## Saved data entries
==========

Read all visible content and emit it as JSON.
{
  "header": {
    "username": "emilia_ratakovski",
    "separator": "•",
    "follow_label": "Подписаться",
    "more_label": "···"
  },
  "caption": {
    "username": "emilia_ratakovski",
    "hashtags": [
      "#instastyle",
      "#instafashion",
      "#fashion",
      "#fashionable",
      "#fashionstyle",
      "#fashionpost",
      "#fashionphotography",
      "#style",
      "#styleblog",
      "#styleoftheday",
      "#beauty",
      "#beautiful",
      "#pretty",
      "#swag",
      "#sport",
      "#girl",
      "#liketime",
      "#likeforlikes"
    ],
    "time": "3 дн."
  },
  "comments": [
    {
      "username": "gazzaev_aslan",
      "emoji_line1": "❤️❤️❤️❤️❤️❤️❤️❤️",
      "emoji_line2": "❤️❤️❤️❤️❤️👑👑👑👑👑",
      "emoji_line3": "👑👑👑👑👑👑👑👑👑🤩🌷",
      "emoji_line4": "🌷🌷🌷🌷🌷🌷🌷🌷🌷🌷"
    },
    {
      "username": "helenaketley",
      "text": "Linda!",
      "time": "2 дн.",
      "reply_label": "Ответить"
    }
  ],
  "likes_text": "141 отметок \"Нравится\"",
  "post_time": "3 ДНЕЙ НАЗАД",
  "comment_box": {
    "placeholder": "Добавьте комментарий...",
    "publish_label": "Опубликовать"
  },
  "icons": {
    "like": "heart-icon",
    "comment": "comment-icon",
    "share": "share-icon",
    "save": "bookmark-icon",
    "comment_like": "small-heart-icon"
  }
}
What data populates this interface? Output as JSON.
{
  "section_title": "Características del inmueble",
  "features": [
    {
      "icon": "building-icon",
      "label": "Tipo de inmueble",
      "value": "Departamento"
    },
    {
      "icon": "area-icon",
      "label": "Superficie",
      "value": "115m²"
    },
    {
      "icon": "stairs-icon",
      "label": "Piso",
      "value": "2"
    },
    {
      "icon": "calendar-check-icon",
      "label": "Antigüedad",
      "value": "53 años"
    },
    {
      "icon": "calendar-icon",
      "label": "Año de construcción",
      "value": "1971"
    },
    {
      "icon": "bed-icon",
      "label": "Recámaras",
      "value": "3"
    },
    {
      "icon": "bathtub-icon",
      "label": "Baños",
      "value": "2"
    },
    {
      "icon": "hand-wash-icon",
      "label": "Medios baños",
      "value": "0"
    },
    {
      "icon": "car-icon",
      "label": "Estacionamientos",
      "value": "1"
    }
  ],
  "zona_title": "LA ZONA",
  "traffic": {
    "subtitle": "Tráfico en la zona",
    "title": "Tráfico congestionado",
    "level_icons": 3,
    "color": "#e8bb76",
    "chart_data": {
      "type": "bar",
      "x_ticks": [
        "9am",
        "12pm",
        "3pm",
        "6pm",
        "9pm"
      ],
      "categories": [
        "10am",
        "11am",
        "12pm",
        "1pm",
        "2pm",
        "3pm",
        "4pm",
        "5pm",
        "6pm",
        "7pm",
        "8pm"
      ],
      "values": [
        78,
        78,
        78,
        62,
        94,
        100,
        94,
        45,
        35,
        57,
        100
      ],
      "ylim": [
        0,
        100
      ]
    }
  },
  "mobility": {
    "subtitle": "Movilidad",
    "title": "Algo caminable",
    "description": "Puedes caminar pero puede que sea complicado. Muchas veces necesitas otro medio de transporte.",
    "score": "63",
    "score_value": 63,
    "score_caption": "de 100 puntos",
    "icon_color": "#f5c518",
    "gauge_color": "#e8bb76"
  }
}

==========

## What the task requires
Retype all of the entries precisely as they are.

## Finished task
Read all visible content and emit it as JSON.
{
  "header": {
    "username": "emilia_ratakovski",
    "separator": "•",
    "follow_label": "Подписаться",
    "more_label": "···"
  },
  "caption": {
    "username": "emilia_ratakovski",
    "hashtags": [
      "#instastyle",
      "#instafashion",
      "#fashion",
      "#fashionable",
      "#fashionstyle",
      "#fashionpost",
      "#fashionphotography",
      "#style",
      "#styleblog",
      "#styleoftheday",
      "#beauty",
      "#beautiful",
      "#pretty",
      "#swag",
      "#sport",
      "#girl",
      "#liketime",
      "#likeforlikes"
    ],
    "time": "3 дн."
  },
  "comments": [
    {
      "username": "gazzaev_aslan",
      "emoji_line1": "❤️❤️❤️❤️❤️❤️❤️❤️",
      "emoji_line2": "❤️❤️❤️❤️❤️👑👑👑👑👑",
      "emoji_line3": "👑👑👑👑👑👑👑👑👑🤩🌷",
      "emoji_line4": "🌷🌷🌷🌷🌷🌷🌷🌷🌷🌷"
    },
    {
      "username": "helenaketley",
      "text": "Linda!",
      "time": "2 дн.",
      "reply_label": "Ответить"
    }
  ],
  "likes_text": "141 отметок \"Нравится\"",
  "post_time": "3 ДНЕЙ НАЗАД",
  "comment_box": {
    "placeholder": "Добавьте комментарий...",
    "publish_label": "Опубликовать"
  },
  "icons": {
    "like": "heart-icon",
    "comment": "comment-icon",
    "share": "share-icon",
    "save": "bookmark-icon",
    "comment_like": "small-heart-icon"
  }
}
What data populates this interface? Output as JSON.
{
  "section_title": "Características del inmueble",
  "features": [
    {
      "icon": "building-icon",
      "label": "Tipo de inmueble",
      "value": "Departamento"
    },
    {
      "icon": "area-icon",
      "label": "Superficie",
      "value": "115m²"
    },
    {
      "icon": "stairs-icon",
      "label": "Piso",
      "value": "2"
    },
    {
      "icon": "calendar-check-icon",
      "label": "Antigüedad",
      "value": "53 años"
    },
    {
      "icon": "calendar-icon",
      "label": "Año de construcción",
      "value": "1971"
    },
    {
      "icon": "bed-icon",
      "label": "Recámaras",
      "value": "3"
    },
    {
      "icon": "bathtub-icon",
      "label": "Baños",
      "value": "2"
    },
    {
      "icon": "hand-wash-icon",
      "label": "Medios baños",
      "value": "0"
    },
    {
      "icon": "car-icon",
      "label": "Estacionamientos",
      "value": "1"
    }
  ],
  "zona_title": "LA ZONA",
  "traffic": {
    "subtitle": "Tráfico en la zona",
    "title": "Tráfico congestionado",
    "level_icons": 3,
    "color": "#e8bb76",
    "chart_data": {
      "type": "bar",
      "x_ticks": [
        "9am",
        "12pm",
        "3pm",
        "6pm",
        "9pm"
      ],
      "categories": [
        "10am",
        "11am",
        "12pm",
        "1pm",
        "2pm",
        "3pm",
        "4pm",
        "5pm",
        "6pm",
        "7pm",
        "8pm"
      ],
      "values": [
        78,
        78,
        78,
        62,
        94,
        100,
        94,
        45,
        35,
        57,
        100
      ],
      "ylim": [
        0,
        100
      ]
    }
  },
  "mobility": {
    "subtitle": "Movilidad",
    "title": "Algo caminable",
    "description": "Puedes caminar pero puede que sea complicado. Muchas veces necesitas otro medio de transporte.",
    "score": "63",
    "score_value": 63,
    "score_caption": "de 100 puntos",
    "icon_color": "#f5c518",
    "gauge_color": "#e8bb76"
  }
}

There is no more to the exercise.